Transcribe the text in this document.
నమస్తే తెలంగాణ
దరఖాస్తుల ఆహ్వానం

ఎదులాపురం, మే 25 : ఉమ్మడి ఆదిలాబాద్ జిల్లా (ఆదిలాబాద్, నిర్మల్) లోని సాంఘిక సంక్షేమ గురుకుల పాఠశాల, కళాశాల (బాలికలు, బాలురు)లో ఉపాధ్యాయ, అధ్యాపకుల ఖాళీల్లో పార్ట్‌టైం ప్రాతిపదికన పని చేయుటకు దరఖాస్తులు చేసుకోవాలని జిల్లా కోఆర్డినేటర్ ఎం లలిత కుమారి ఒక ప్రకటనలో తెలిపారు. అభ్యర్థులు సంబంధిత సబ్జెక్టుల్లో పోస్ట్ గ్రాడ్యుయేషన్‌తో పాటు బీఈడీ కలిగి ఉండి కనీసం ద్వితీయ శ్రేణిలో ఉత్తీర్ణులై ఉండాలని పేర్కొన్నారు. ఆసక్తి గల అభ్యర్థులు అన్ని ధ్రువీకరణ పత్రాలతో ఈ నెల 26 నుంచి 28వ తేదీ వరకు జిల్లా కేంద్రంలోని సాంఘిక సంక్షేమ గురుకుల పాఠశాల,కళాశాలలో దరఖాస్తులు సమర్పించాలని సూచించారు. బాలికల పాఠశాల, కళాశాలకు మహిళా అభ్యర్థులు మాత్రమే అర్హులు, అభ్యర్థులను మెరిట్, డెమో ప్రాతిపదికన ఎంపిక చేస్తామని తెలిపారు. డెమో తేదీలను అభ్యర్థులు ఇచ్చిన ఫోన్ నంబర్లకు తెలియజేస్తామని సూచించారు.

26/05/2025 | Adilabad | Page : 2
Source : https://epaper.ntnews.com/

□ □ □ □ □

**WHAT TO WORK ON:** Repeat each record exactly, leaving nothing out.

**OUTPUT OF THE EXERCISE:**
Transcribe the text in this document.
నమస్తే తెలంగాణ
దరఖాస్తుల ఆహ్వానం

ఎదులాపురం, మే 25 : ఉమ్మడి ఆదిలాబాద్ జిల్లా (ఆదిలాబాద్, నిర్మల్) లోని సాంఘిక సంక్షేమ గురుకుల పాఠశాల, కళాశాల (బాలికలు, బాలురు)లో ఉపాధ్యాయ, అధ్యాపకుల ఖాళీల్లో పార్ట్‌టైం ప్రాతిపదికన పని చేయుటకు దరఖాస్తులు చేసుకోవాలని జిల్లా కోఆర్డినేటర్ ఎం లలిత కుమారి ఒక ప్రకటనలో తెలిపారు. అభ్యర్థులు సంబంధిత సబ్జెక్టుల్లో పోస్ట్ గ్రాడ్యుయేషన్‌తో పాటు బీఈడీ కలిగి ఉండి కనీసం ద్వితీయ శ్రేణిలో ఉత్తీర్ణులై ఉండాలని పేర్కొన్నారు. ఆసక్తి గల అభ్యర్థులు అన్ని ధ్రువీకరణ పత్రాలతో ఈ నెల 26 నుంచి 28వ తేదీ వరకు జిల్లా కేంద్రంలోని సాంఘిక సంక్షేమ గురుకుల పాఠశాల,కళాశాలలో దరఖాస్తులు సమర్పించాలని సూచించారు. బాలికల పాఠశాల, కళాశాలకు మహిళా అభ్యర్థులు మాత్రమే అర్హులు, అభ్యర్థులను మెరిట్, డెమో ప్రాతిపదికన ఎంపిక చేస్తామని తెలిపారు. డెమో తేదీలను అభ్యర్థులు ఇచ్చిన ఫోన్ నంబర్లకు తెలియజేస్తామని సూచించారు.

26/05/2025 | Adilabad | Page : 2
Source : https://epaper.ntnews.com/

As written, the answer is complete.